Given exercise: Search the listing below for the string "movement" and show each line that contains it.

Dataset entries:
◇ ◇ ◇ ◇ ◇ ◇ ◇

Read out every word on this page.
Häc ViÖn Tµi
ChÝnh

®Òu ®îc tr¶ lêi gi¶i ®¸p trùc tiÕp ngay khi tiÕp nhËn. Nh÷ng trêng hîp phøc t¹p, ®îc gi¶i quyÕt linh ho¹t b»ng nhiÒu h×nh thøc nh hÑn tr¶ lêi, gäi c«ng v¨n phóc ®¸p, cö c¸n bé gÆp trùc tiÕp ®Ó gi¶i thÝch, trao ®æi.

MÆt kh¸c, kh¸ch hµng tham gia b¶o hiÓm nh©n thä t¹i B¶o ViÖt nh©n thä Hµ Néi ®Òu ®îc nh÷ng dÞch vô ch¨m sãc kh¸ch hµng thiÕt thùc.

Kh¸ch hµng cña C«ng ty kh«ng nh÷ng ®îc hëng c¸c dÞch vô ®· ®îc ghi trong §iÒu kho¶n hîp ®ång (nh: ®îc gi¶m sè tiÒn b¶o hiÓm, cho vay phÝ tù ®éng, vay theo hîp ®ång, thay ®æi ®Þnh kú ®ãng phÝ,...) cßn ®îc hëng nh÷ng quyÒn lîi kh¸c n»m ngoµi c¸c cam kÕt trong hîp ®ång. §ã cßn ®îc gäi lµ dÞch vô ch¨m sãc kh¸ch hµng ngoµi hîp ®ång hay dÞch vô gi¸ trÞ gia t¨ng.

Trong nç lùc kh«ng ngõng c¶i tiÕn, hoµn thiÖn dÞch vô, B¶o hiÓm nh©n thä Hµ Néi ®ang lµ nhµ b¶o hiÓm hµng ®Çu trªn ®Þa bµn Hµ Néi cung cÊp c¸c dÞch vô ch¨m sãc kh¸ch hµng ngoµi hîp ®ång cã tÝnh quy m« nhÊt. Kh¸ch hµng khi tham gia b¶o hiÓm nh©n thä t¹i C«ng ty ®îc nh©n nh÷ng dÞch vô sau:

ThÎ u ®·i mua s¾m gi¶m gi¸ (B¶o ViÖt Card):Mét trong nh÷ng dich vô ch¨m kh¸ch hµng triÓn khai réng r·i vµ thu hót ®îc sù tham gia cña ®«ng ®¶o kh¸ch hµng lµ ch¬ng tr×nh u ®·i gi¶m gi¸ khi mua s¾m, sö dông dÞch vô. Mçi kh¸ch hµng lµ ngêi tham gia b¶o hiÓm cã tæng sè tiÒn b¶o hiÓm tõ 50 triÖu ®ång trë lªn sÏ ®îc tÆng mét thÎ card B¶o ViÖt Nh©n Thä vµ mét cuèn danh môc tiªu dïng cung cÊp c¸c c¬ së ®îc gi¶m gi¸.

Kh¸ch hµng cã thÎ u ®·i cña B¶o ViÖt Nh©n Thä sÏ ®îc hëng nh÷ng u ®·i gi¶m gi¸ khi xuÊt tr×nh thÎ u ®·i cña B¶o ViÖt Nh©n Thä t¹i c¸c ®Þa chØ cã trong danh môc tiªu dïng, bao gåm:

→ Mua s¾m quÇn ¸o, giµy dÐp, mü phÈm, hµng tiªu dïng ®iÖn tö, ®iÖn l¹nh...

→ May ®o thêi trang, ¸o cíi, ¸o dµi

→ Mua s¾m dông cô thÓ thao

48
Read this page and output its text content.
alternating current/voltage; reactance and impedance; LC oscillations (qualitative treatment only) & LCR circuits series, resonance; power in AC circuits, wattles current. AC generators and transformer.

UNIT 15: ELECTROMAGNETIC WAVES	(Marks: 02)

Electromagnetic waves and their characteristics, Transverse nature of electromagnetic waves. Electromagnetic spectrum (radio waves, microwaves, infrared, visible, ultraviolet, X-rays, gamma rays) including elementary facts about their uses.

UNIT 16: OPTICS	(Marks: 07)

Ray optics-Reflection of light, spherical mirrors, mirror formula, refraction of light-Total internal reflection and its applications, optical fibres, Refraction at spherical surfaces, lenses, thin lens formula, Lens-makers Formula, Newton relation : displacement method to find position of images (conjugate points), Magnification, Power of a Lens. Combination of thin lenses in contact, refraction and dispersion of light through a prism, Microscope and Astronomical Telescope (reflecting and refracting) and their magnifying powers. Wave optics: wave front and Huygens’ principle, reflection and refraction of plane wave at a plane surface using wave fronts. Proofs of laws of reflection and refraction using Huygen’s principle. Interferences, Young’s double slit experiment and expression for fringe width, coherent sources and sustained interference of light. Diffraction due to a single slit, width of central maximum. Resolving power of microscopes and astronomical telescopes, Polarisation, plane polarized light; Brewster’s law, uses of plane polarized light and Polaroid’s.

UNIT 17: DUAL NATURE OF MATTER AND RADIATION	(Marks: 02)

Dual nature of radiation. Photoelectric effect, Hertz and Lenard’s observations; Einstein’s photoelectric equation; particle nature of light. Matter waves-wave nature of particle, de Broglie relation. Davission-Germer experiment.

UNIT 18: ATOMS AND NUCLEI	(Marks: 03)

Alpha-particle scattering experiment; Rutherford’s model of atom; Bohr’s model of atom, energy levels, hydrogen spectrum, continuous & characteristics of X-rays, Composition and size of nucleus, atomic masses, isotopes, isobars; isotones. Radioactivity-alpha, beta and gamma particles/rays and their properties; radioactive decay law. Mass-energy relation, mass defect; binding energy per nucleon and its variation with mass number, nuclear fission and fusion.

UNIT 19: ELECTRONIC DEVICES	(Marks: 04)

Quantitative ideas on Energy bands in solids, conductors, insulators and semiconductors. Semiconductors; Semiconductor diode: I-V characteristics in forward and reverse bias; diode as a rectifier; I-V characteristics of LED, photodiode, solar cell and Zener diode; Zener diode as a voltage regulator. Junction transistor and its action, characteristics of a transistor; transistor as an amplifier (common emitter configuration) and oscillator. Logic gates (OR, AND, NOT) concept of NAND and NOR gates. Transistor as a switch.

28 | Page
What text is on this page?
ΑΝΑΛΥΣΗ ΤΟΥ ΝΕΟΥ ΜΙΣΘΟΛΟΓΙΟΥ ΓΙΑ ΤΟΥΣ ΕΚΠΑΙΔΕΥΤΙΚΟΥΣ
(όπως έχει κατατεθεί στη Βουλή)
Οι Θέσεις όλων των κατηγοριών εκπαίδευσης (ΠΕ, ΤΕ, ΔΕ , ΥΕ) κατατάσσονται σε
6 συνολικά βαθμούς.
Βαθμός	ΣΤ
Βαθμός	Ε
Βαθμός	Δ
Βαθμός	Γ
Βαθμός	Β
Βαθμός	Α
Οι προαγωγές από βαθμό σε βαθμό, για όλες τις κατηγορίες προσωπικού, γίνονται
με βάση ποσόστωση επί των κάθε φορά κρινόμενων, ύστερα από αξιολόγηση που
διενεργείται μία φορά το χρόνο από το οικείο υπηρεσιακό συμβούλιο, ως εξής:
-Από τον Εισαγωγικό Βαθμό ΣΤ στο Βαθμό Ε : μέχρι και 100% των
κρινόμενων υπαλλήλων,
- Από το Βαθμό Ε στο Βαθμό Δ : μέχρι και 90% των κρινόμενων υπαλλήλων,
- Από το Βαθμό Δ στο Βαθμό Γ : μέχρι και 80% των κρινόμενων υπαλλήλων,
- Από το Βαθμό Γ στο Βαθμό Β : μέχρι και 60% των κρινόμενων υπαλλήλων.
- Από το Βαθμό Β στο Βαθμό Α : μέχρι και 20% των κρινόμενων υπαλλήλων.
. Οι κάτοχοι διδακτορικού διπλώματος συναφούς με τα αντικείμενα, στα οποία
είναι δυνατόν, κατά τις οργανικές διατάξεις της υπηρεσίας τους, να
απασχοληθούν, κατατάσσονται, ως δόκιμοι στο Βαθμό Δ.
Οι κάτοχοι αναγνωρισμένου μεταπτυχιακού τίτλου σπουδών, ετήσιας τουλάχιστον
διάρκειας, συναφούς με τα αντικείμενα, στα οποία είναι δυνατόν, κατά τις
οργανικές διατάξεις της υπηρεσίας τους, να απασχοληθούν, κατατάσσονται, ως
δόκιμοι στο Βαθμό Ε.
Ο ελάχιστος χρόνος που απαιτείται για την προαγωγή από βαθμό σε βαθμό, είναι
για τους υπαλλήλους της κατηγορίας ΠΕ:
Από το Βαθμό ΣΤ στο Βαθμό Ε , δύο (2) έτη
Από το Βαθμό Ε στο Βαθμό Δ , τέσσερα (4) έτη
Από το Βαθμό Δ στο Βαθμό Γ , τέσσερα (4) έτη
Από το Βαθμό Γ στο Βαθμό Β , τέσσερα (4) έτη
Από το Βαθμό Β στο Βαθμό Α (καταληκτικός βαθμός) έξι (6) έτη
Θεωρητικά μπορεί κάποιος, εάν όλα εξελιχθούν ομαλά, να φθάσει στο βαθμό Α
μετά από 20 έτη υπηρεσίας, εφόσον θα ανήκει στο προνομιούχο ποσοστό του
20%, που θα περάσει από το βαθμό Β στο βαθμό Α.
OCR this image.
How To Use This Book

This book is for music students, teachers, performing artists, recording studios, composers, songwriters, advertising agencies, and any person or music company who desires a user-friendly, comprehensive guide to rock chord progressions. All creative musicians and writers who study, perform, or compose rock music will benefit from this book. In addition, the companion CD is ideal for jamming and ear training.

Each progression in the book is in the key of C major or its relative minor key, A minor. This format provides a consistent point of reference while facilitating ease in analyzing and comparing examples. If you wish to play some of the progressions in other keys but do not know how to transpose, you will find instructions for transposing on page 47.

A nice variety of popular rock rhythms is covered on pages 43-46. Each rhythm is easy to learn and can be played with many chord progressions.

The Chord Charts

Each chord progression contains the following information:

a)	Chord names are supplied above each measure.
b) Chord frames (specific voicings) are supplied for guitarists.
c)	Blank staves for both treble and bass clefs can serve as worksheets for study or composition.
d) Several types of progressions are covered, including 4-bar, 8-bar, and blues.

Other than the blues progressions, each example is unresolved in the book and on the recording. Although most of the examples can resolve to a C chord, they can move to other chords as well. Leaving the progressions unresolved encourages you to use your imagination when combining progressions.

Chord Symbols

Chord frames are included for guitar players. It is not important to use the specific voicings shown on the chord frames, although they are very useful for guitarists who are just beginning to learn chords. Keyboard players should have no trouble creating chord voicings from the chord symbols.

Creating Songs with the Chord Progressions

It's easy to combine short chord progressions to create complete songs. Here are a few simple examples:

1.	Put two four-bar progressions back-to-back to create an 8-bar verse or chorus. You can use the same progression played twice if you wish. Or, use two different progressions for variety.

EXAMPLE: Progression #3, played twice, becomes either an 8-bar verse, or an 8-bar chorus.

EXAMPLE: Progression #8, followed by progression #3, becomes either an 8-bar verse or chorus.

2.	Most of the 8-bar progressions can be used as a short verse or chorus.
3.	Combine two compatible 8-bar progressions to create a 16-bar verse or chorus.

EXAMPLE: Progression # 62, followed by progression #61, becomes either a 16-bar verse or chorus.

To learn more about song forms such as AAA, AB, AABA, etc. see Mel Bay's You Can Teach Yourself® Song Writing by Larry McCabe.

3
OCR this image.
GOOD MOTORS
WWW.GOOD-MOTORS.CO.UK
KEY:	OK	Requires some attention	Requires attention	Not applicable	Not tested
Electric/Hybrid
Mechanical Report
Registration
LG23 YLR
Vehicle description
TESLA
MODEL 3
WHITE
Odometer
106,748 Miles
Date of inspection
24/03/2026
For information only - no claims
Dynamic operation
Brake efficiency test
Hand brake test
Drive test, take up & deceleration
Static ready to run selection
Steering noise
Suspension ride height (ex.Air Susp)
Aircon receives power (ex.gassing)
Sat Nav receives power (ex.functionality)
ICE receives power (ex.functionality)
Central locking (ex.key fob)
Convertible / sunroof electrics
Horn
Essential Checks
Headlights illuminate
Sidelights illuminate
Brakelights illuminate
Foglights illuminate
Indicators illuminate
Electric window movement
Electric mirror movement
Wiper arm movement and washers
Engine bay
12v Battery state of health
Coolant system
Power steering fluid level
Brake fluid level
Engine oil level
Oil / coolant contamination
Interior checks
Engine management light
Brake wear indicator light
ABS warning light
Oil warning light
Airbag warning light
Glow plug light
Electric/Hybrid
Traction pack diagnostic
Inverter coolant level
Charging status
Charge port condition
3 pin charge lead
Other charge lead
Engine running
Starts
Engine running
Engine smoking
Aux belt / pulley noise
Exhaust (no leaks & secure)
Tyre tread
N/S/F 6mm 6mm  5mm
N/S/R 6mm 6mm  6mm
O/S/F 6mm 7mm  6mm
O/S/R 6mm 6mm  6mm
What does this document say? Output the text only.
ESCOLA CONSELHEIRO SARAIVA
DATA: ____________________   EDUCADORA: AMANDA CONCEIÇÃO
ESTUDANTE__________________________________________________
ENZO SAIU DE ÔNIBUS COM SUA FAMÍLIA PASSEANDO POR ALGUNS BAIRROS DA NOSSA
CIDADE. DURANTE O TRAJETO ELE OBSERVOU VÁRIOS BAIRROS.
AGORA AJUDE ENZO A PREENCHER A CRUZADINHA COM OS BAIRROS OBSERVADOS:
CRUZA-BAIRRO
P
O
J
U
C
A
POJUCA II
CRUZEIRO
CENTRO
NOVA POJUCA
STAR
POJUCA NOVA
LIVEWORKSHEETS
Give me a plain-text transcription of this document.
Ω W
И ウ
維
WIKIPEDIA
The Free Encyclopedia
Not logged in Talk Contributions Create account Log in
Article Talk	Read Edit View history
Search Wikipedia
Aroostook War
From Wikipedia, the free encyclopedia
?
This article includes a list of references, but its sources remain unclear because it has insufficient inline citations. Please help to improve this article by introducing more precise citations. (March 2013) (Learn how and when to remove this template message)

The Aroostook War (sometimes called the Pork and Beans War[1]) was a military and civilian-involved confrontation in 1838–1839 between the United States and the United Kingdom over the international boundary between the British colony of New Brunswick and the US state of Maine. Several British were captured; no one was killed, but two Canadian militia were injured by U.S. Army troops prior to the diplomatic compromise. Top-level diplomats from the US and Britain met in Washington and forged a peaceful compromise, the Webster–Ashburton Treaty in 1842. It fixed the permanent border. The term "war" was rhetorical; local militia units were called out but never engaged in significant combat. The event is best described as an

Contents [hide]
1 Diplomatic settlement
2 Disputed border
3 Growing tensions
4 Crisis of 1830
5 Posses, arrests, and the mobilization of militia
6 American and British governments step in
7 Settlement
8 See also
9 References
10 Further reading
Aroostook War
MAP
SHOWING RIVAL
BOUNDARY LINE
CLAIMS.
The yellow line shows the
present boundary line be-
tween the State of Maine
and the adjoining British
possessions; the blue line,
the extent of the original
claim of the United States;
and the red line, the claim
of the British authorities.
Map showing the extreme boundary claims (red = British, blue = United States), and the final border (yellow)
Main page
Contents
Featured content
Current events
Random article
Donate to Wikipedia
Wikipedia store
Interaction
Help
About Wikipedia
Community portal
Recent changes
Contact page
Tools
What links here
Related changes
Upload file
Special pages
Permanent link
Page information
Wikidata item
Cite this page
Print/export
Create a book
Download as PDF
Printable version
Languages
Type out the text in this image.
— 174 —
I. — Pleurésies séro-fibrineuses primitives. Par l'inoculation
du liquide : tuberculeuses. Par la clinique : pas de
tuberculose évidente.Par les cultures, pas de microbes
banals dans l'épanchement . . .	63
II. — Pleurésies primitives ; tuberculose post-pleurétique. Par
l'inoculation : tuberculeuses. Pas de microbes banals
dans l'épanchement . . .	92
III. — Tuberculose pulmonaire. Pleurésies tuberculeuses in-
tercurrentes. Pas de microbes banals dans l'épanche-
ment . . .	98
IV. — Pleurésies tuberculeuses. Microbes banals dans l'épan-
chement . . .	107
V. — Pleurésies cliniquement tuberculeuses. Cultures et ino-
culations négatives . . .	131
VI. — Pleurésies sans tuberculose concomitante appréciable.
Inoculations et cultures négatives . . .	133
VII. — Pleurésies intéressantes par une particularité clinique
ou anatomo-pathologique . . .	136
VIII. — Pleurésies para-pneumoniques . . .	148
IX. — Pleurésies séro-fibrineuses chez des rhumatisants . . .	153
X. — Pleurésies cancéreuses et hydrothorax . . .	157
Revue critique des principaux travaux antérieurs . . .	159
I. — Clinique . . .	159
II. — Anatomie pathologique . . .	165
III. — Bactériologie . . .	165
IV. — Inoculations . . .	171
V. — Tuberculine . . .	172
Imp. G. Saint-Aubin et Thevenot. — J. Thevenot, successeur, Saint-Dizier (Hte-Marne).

◇ ◇ ◇ ◇ ◇ ◇ ◇

Task result:
Electric window movement
Electric mirror movement
Wiper arm movement and washers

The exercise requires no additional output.